UNESCO World Heritage Site
- Official name: Funerary and memory sites of the First World War (Western Front)
- Type: Cultural
- Criteria: i, ii, vi
- Designated: 2023 (45th session)
- Reference no.: 1567-FL09

= Polygon Wood Cemetery =

WWI CWGC cemetery in Belgium

Polygon Wood Cemetery is a Commonwealth War Graves Commission burial ground for the dead of the First World War. It is located in Belgium, in what was the Ypres Salient on the Western Front.

==History==
Polygon Wood, near the village of Zonnebeke, was the location of a number of battles during the First World War, beginning in late 1914. It had been held by the Germans since April 1915 but was captured by the Australian 5th Division in the Battle of Polygon Wood, which took place in the period from September to October 1917. Abandoned during the German spring offensive in March–April 1918, the area was the scene of further fighting in September 1918 when it was seized by the 9th (Scottish) Division.

Information provided:
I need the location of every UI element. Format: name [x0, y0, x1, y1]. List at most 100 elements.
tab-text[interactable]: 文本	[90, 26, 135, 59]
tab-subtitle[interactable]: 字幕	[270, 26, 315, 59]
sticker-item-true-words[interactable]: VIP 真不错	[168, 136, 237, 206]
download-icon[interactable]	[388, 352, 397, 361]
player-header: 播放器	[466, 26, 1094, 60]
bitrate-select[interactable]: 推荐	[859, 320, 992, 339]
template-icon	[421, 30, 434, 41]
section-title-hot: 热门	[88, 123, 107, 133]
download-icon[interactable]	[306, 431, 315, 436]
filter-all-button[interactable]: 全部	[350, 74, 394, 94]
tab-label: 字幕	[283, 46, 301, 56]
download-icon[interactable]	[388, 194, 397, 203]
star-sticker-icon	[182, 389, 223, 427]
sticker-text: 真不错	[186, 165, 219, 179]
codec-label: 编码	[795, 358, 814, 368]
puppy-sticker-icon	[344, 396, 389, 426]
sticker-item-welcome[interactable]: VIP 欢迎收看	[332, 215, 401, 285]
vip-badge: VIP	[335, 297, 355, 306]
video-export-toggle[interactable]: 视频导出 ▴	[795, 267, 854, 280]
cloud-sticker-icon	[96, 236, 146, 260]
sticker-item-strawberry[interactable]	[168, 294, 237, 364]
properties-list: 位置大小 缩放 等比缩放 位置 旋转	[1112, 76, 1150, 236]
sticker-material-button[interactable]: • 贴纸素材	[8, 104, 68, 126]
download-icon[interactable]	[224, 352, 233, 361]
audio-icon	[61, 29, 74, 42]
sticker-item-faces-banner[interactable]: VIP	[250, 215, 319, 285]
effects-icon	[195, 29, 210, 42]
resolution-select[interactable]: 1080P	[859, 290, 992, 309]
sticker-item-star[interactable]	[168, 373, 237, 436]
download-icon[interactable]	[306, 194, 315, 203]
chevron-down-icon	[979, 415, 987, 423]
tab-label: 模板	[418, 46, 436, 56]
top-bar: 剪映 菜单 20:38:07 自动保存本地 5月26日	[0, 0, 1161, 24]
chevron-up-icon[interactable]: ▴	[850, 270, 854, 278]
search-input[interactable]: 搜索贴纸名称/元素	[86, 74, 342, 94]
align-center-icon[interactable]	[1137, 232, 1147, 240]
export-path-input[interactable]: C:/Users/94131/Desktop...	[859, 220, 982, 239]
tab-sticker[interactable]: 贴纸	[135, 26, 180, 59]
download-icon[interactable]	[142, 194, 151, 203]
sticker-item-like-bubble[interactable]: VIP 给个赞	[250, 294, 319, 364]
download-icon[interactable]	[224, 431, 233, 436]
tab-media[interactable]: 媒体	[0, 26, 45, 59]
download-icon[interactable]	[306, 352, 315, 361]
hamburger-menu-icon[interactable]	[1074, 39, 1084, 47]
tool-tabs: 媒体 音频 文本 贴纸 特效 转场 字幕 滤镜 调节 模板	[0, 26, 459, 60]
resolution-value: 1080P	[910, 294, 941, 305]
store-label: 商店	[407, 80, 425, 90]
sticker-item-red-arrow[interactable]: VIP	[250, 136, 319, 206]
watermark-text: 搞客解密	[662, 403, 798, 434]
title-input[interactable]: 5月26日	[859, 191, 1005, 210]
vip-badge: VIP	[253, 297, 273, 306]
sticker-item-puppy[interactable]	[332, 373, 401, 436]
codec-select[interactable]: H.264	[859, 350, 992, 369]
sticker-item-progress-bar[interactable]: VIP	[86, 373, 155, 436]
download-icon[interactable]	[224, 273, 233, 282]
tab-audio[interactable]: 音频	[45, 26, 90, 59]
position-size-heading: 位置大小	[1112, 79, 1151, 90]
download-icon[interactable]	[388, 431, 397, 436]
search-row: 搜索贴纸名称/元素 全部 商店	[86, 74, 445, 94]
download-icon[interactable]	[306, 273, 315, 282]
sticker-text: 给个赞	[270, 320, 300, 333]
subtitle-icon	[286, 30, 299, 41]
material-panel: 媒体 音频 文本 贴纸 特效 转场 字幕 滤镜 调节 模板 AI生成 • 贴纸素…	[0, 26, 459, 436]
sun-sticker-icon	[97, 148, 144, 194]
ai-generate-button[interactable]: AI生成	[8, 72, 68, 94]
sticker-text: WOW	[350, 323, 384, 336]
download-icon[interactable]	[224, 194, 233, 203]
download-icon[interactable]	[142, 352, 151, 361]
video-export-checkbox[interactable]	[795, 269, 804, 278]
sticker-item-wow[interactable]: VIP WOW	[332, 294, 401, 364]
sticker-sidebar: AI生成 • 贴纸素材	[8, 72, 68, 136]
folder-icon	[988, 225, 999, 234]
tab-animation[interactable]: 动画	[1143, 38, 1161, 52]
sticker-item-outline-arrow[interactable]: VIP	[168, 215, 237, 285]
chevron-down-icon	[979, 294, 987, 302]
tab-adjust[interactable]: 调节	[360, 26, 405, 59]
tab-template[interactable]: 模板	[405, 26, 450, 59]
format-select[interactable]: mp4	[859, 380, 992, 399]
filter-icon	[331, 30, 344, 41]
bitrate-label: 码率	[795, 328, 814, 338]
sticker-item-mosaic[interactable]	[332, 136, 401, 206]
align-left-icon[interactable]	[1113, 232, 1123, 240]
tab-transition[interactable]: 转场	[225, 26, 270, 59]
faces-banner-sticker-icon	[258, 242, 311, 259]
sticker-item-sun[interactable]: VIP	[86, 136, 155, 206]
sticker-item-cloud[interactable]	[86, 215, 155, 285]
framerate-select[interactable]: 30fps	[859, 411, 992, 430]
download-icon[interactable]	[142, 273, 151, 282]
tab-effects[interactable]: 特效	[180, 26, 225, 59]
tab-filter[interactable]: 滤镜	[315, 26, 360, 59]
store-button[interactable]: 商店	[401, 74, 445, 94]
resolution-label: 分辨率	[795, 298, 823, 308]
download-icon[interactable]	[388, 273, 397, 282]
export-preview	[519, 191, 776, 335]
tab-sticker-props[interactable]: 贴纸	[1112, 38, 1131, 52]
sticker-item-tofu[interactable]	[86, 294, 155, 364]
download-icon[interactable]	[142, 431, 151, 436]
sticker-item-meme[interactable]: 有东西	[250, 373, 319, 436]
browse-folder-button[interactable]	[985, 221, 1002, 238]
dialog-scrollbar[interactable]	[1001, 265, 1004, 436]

Your objective: Write the next part of the Polygon Wood Cemetery article, beginning after its last sentence.

Response box:
==Cemetery==
The area was originally a German cemetery with over 340 burials. The British established the Polygon Wood Cemetery in August 1917 as a frontline cemetery until it was lost to the Germans in April 1918. It received further interments in September 1918, once it was back in British hands.

Designed by Charles Holden, the cemetery contains the remains of 108 soldiers: 57 from New Zealand, 32 British, and 19 unidentified soldiers. A sole German is also buried in the cemetery, the rest having been relocated. There are special memorials to seventeen British soldiers and thirteen New Zealanders who are known to be among those unnamed.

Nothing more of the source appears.